(Saved entries)

....................

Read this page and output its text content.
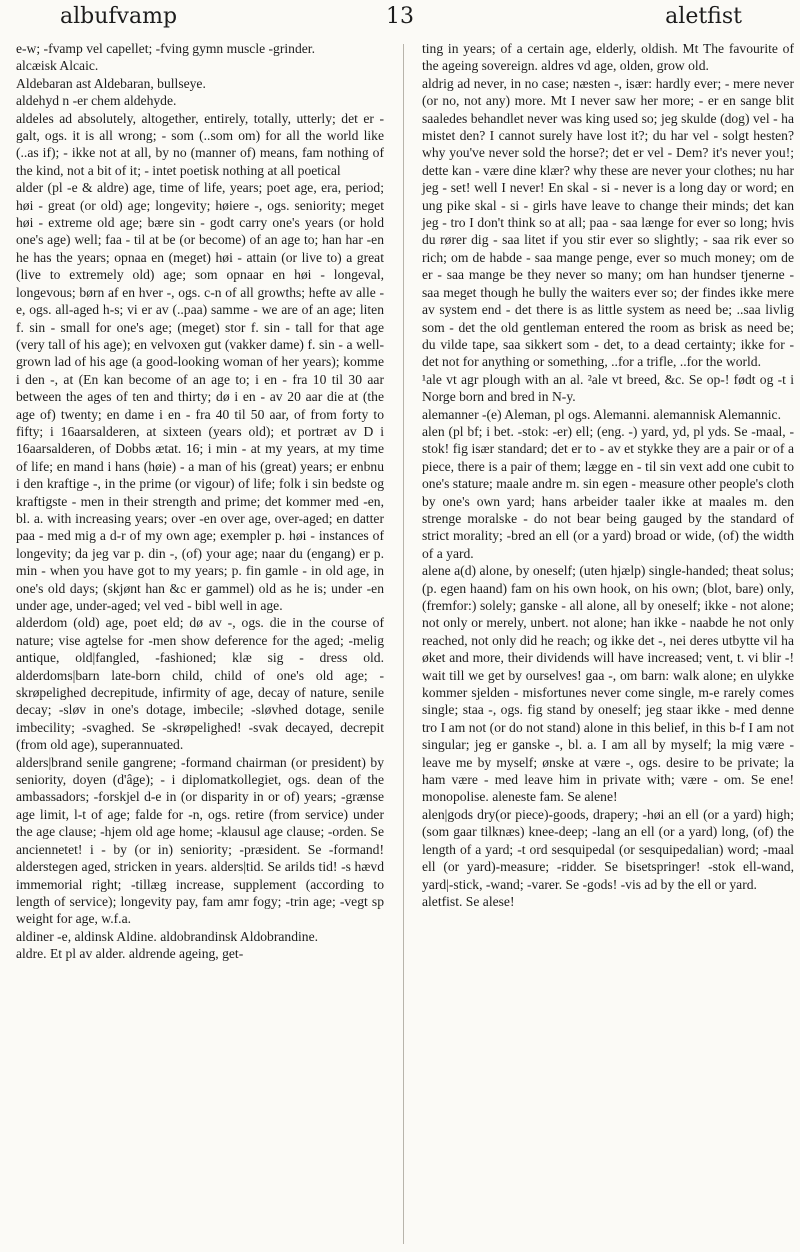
albufvamp	13	aletfist

e-w; -fvamp vel capellet; -fving gymn muscle -grinder.

alcæisk Alcaic.

Aldebaran ast Aldebaran, bullseye.

aldehyd n -er chem aldehyde.

aldeles ad absolutely, altogether, entirely, totally, utterly; det er - galt, ogs. it is all wrong; - som (..som om) for all the world like (..as if); - ikke not at all, by no (manner of) means, fam nothing of the kind, not a bit of it; - intet poetisk nothing at all poetical

alder (pl -e & aldre) age, time of life, years; poet age, era, period; høi - great (or old) age; longevity; høiere -, ogs. seniority; meget høi - extreme old age; bære sin - godt carry one's years (or hold one's age) well; faa - til at be (or become) of an age to; han har -en he has the years; opnaa en (meget) høi - attain (or live to) a great (live to extremely old) age; som opnaar en høi - longeval, longevous; børn af en hver -, ogs. c-n of all growths; hefte av alle -e, ogs. all-aged h-s; vi er av (..paa) samme - we are of an age; liten f. sin - small for one's age; (meget) stor f. sin - tall for that age (very tall of his age); en velvoxen gut (vakker dame) f. sin - a well-grown lad of his age (a good-looking woman of her years); komme i den -, at (En kan become of an age to; i en - fra 10 til 30 aar between the ages of ten and thirty; dø i en - av 20 aar die at (the age of) twenty; en dame i en - fra 40 til 50 aar, of from forty to fifty; i 16aarsalderen, at sixteen (years old); et portræt av D i 16aarsalderen, of Dobbs ætat. 16; i min - at my years, at my time of life; en mand i hans (høie) - a man of his (great) years; er enbnu i den kraftige -, in the prime (or vigour) of life; folk i sin bedste og kraftigste - men in their strength and prime; det kommer med -en, bl. a. with increasing years; over -en over age, over-aged; en datter paa - med mig a d-r of my own age; exempler p. høi - instances of longevity; da jeg var p. din -, (of) your age; naar du (engang) er p. min - when you have got to my years; p. fin gamle - in old age, in one's old days; (skjønt han &c er gammel) old as he is; under -en under age, under-aged; vel ved - bibl well in age.

alderdom (old) age, poet eld; dø av -, ogs. die in the course of nature; vise agtelse for -men show deference for the aged; -melig antique, old|fangled, -fashioned; klæ sig - dress old. alderdoms|barn late-born child, child of one's old age; -skrøpelighed decrepitude, infirmity of age, decay of nature, senile decay; -sløv in one's dotage, imbecile; -sløvhed dotage, senile imbecility; -svaghed. Se -skrøpelighed! -svak decayed, decrepit (from old age), superannuated.

alders|brand senile gangrene; -formand chairman (or president) by seniority, doyen (d'âge); - i diplomatkollegiet, ogs. dean of the ambassadors; -forskjel d-e in (or disparity in or of) years; -grænse age limit, l-t of age; falde for -n, ogs. retire (from service) under the age clause; -hjem old age home; -klausul age clause; -orden. Se anciennetet! i - by (or in) seniority; -præsident. Se -formand! alderstegen aged, stricken in years. alders|tid. Se arilds tid! -s hævd immemorial right; -tillæg increase, supplement (according to length of service); longevity pay, fam amr fogy; -trin age; -vegt sp weight for age, w.f.a.

aldiner -e, aldinsk Aldine. aldobrandinsk Aldobrandine.

aldre. Et pl av alder. aldrende ageing, get-

ting in years; of a certain age, elderly, oldish. Mt The favourite of the ageing sovereign. aldres vd age, olden, grow old.

aldrig ad never, in no case; næsten -, især: hardly ever; - mere never (or no, not any) more. Mt I never saw her more; - er en sange blit saaledes behandlet never was king used so; jeg skulde (dog) vel - ha mistet den? I cannot surely have lost it?; du har vel - solgt hesten? why you've never sold the horse?; det er vel - Dem? it's never you!; dette kan - være dine klær? why these are never your clothes; nu har jeg - set! well I never! En skal - si - never is a long day or word; en ung pike skal - si - girls have leave to change their minds; det kan jeg - tro I don't think so at all; paa - saa længe for ever so long; hvis du rører dig - saa litet if you stir ever so slightly; - saa rik ever so rich; om de habde - saa mange penge, ever so much money; om de er - saa mange be they never so many; om han hundser tjenerne - saa meget though he bully the waiters ever so; der findes ikke mere av system end - det there is as little system as need be; ..saa livlig som - det the old gentleman entered the room as brisk as need be; du vilde tape, saa sikkert som - det, to a dead certainty; ikke for - det not for anything or something, ..for a trifle, ..for the world.

¹ale vt agr plough with an al. ²ale vt breed, &c. Se op-! født og -t i Norge born and bred in N-y.

alemanner -(e) Aleman, pl ogs. Alemanni. alemannisk Alemannic.

alen (pl bf; i bet. -stok: -er) ell; (eng. -) yard, yd, pl yds. Se -maal, -stok! fig især standard; det er to - av et stykke they are a pair or of a piece, there is a pair of them; lægge en - til sin vext add one cubit to one's stature; maale andre m. sin egen - measure other people's cloth by one's own yard; hans arbeider taaler ikke at maales m. den strenge moralske - do not bear being gauged by the standard of strict morality; -bred an ell (or a yard) broad or wide, (of) the width of a yard.

alene a(d) alone, by oneself; (uten hjælp) single-handed; theat solus; (p. egen haand) fam on his own hook, on his own; (blot, bare) only, (fremfor:) solely; ganske - all alone, all by oneself; ikke - not alone; not only or merely, unbert. not alone; han ikke - naabde he not only reached, not only did he reach; og ikke det -, nei deres utbytte vil ha øket and more, their dividends will have increased; vent, t. vi blir -! wait till we get by ourselves! gaa -, om barn: walk alone; en ulykke kommer sjelden - misfortunes never come single, m-e rarely comes single; staa -, ogs. fig stand by oneself; jeg staar ikke - med denne tro I am not (or do not stand) alone in this belief, in this b-f I am not singular; jeg er ganske -, bl. a. I am all by myself; la mig være - leave me by myself; ønske at være -, ogs. desire to be private; la ham være - med leave him in private with; være - om. Se ene! monopolise. aleneste fam. Se alene!

alen|gods dry(or piece)-goods, drapery; -høi an ell (or a yard) high; (som gaar tilknæs) knee-deep; -lang an ell (or a yard) long, (of) the length of a yard; -t ord sesquipedal (or sesquipedalian) word; -maal ell (or yard)-measure; -ridder. Se bisetspringer! -stok ell-wand, yard|-stick, -wand; -varer. Se -gods! -vis ad by the ell or yard.

aletfist. Se alese!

....................

Copy out all the data exactly; skip the pictures.

Read this page and output its text content.
albufvamp	13	aletfist

e-w; -fvamp vel capellet; -fving gymn muscle -grinder.

alcæisk Alcaic.

Aldebaran ast Aldebaran, bullseye.

aldehyd n -er chem aldehyde.

aldeles ad absolutely, altogether, entirely, totally, utterly; det er - galt, ogs. it is all wrong; - som (..som om) for all the world like (..as if); - ikke not at all, by no (manner of) means, fam nothing of the kind, not a bit of it; - intet poetisk nothing at all poetical

alder (pl -e & aldre) age, time of life, years; poet age, era, period; høi - great (or old) age; longevity; høiere -, ogs. seniority; meget høi - extreme old age; bære sin - godt carry one's years (or hold one's age) well; faa - til at be (or become) of an age to; han har -en he has the years; opnaa en (meget) høi - attain (or live to) a great (live to extremely old) age; som opnaar en høi - longeval, longevous; børn af en hver -, ogs. c-n of all growths; hefte av alle -e, ogs. all-aged h-s; vi er av (..paa) samme - we are of an age; liten f. sin - small for one's age; (meget) stor f. sin - tall for that age (very tall of his age); en velvoxen gut (vakker dame) f. sin - a well-grown lad of his age (a good-looking woman of her years); komme i den -, at (En kan become of an age to; i en - fra 10 til 30 aar between the ages of ten and thirty; dø i en - av 20 aar die at (the age of) twenty; en dame i en - fra 40 til 50 aar, of from forty to fifty; i 16aarsalderen, at sixteen (years old); et portræt av D i 16aarsalderen, of Dobbs ætat. 16; i min - at my years, at my time of life; en mand i hans (høie) - a man of his (great) years; er enbnu i den kraftige -, in the prime (or vigour) of life; folk i sin bedste og kraftigste - men in their strength and prime; det kommer med -en, bl. a. with increasing years; over -en over age, over-aged; en datter paa - med mig a d-r of my own age; exempler p. høi - instances of longevity; da jeg var p. din -, (of) your age; naar du (engang) er p. min - when you have got to my years; p. fin gamle - in old age, in one's old days; (skjønt han &c er gammel) old as he is; under -en under age, under-aged; vel ved - bibl well in age.

alderdom (old) age, poet eld; dø av -, ogs. die in the course of nature; vise agtelse for -men show deference for the aged; -melig antique, old|fangled, -fashioned; klæ sig - dress old. alderdoms|barn late-born child, child of one's old age; -skrøpelighed decrepitude, infirmity of age, decay of nature, senile decay; -sløv in one's dotage, imbecile; -sløvhed dotage, senile imbecility; -svaghed. Se -skrøpelighed! -svak decayed, decrepit (from old age), superannuated.

alders|brand senile gangrene; -formand chairman (or president) by seniority, doyen (d'âge); - i diplomatkollegiet, ogs. dean of the ambassadors; -forskjel d-e in (or disparity in or of) years; -grænse age limit, l-t of age; falde for -n, ogs. retire (from service) under the age clause; -hjem old age home; -klausul age clause; -orden. Se anciennetet! i - by (or in) seniority; -præsident. Se -formand! alderstegen aged, stricken in years. alders|tid. Se arilds tid! -s hævd immemorial right; -tillæg increase, supplement (according to length of service); longevity pay, fam amr fogy; -trin age; -vegt sp weight for age, w.f.a.

aldiner -e, aldinsk Aldine. aldobrandinsk Aldobrandine.

aldre. Et pl av alder. aldrende ageing, get-

ting in years; of a certain age, elderly, oldish. Mt The favourite of the ageing sovereign. aldres vd age, olden, grow old.

aldrig ad never, in no case; næsten -, især: hardly ever; - mere never (or no, not any) more. Mt I never saw her more; - er en sange blit saaledes behandlet never was king used so; jeg skulde (dog) vel - ha mistet den? I cannot surely have lost it?; du har vel - solgt hesten? why you've never sold the horse?; det er vel - Dem? it's never you!; dette kan - være dine klær? why these are never your clothes; nu har jeg - set! well I never! En skal - si - never is a long day or word; en ung pike skal - si - girls have leave to change their minds; det kan jeg - tro I don't think so at all; paa - saa længe for ever so long; hvis du rører dig - saa litet if you stir ever so slightly; - saa rik ever so rich; om de habde - saa mange penge, ever so much money; om de er - saa mange be they never so many; om han hundser tjenerne - saa meget though he bully the waiters ever so; der findes ikke mere av system end - det there is as little system as need be; ..saa livlig som - det the old gentleman entered the room as brisk as need be; du vilde tape, saa sikkert som - det, to a dead certainty; ikke for - det not for anything or something, ..for a trifle, ..for the world.

¹ale vt agr plough with an al. ²ale vt breed, &c. Se op-! født og -t i Norge born and bred in N-y.

alemanner -(e) Aleman, pl ogs. Alemanni. alemannisk Alemannic.

alen (pl bf; i bet. -stok: -er) ell; (eng. -) yard, yd, pl yds. Se -maal, -stok! fig især standard; det er to - av et stykke they are a pair or of a piece, there is a pair of them; lægge en - til sin vext add one cubit to one's stature; maale andre m. sin egen - measure other people's cloth by one's own yard; hans arbeider taaler ikke at maales m. den strenge moralske - do not bear being gauged by the standard of strict morality; -bred an ell (or a yard) broad or wide, (of) the width of a yard.

alene a(d) alone, by oneself; (uten hjælp) single-handed; theat solus; (p. egen haand) fam on his own hook, on his own; (blot, bare) only, (fremfor:) solely; ganske - all alone, all by oneself; ikke - not alone; not only or merely, unbert. not alone; han ikke - naabde he not only reached, not only did he reach; og ikke det -, nei deres utbytte vil ha øket and more, their dividends will have increased; vent, t. vi blir -! wait till we get by ourselves! gaa -, om barn: walk alone; en ulykke kommer sjelden - misfortunes never come single, m-e rarely comes single; staa -, ogs. fig stand by oneself; jeg staar ikke - med denne tro I am not (or do not stand) alone in this belief, in this b-f I am not singular; jeg er ganske -, bl. a. I am all by myself; la mig være - leave me by myself; ønske at være -, ogs. desire to be private; la ham være - med leave him in private with; være - om. Se ene! monopolise. aleneste fam. Se alene!

alen|gods dry(or piece)-goods, drapery; -høi an ell (or a yard) high; (som gaar tilknæs) knee-deep; -lang an ell (or a yard) long, (of) the length of a yard; -t ord sesquipedal (or sesquipedalian) word; -maal ell (or yard)-measure; -ridder. Se bisetspringer! -stok ell-wand, yard|-stick, -wand; -varer. Se -gods! -vis ad by the ell or yard.

aletfist. Se alese!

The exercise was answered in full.